- Do this -
Comb through the entries for "обследование" and pull out each line that holds it.

- Supplied records -
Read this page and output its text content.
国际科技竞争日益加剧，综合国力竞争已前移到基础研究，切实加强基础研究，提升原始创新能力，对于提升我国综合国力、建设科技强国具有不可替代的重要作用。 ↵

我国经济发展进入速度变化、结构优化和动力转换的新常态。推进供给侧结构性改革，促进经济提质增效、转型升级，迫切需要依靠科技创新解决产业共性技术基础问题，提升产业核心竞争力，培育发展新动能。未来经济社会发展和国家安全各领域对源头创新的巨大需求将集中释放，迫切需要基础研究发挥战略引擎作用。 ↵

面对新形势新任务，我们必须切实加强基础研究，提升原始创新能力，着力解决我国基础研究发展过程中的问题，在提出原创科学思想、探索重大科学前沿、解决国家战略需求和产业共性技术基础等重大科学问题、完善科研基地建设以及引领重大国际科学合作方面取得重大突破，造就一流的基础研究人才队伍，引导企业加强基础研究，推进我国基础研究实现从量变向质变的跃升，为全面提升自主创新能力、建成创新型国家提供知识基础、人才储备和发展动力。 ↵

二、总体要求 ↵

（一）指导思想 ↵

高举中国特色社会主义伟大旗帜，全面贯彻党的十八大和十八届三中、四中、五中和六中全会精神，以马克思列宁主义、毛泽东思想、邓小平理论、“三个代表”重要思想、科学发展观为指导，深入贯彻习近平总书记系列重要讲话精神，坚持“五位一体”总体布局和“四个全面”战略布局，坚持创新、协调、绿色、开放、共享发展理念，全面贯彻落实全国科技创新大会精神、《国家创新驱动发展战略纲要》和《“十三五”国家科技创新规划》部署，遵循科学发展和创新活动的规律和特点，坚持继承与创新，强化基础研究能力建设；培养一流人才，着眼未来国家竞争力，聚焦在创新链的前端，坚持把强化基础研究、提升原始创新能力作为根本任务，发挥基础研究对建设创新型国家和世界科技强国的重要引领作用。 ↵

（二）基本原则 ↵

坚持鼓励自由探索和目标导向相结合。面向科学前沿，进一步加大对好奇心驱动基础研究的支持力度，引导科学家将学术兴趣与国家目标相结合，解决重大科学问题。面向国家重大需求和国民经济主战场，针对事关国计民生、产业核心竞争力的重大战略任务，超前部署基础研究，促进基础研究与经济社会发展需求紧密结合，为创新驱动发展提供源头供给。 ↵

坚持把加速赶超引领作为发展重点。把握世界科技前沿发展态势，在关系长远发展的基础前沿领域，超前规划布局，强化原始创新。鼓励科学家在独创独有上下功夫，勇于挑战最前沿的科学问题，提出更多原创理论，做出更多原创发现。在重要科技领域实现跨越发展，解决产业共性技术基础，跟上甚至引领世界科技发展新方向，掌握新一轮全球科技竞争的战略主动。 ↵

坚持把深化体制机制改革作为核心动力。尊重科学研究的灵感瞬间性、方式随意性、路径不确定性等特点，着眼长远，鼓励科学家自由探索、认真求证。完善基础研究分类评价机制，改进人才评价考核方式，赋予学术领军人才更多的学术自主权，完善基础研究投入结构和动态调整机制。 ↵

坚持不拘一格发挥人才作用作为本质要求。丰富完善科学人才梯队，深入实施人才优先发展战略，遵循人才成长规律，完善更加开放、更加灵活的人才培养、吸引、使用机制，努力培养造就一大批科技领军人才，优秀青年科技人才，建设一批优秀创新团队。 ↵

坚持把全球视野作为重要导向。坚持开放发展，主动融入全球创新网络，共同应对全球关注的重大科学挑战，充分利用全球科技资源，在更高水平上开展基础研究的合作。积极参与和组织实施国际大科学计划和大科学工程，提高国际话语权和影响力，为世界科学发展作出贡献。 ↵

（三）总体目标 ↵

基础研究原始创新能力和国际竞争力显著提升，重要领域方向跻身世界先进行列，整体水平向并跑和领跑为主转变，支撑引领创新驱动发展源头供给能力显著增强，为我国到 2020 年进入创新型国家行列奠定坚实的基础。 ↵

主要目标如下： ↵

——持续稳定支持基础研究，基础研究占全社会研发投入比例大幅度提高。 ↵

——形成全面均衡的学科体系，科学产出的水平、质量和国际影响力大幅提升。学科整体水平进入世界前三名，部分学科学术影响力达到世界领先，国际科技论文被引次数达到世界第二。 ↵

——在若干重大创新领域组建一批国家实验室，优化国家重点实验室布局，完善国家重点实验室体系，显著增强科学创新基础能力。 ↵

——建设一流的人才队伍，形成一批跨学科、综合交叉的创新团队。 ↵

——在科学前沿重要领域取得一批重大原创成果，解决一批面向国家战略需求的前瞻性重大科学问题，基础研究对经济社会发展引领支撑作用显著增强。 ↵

--

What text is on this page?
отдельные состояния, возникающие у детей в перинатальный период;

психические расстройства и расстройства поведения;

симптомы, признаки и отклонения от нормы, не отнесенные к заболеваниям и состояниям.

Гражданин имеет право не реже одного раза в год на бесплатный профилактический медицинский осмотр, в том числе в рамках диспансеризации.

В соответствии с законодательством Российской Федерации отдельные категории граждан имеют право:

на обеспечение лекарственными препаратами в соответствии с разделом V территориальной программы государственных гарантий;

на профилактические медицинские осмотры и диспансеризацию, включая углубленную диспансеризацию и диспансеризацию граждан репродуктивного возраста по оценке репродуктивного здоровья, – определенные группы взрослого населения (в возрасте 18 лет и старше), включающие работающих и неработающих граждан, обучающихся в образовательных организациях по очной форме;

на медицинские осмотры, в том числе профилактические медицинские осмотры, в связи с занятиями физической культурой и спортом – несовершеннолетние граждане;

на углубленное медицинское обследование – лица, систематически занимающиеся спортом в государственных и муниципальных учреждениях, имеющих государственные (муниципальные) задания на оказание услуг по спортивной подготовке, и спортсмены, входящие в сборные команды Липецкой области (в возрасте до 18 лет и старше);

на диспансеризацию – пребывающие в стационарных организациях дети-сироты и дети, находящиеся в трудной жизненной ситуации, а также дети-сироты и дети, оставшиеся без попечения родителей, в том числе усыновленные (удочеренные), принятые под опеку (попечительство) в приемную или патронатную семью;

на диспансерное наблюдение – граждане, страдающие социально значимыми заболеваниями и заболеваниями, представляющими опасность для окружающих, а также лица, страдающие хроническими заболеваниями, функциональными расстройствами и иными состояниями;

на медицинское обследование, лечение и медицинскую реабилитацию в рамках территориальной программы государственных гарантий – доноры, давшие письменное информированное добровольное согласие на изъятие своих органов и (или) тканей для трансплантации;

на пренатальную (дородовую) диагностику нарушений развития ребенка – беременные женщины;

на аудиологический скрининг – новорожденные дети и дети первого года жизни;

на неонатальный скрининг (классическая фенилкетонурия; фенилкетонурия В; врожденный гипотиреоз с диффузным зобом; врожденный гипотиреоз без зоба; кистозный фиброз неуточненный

- Exercise answer -
на углубленное медицинское обследование – лица, систематически занимающиеся спортом в государственных и муниципальных учреждениях, имеющих государственные (муниципальные) задания на оказание услуг по спортивной подготовке, и спортсмены, входящие в сборные команды Липецкой области (в возрасте до 18 лет и старше);
на медицинское обследование, лечение и медицинскую реабилитацию в рамках территориальной программы государственных гарантий – доноры, давшие письменное информированное добровольное согласие на изъятие своих органов и (или) тканей для трансплантации;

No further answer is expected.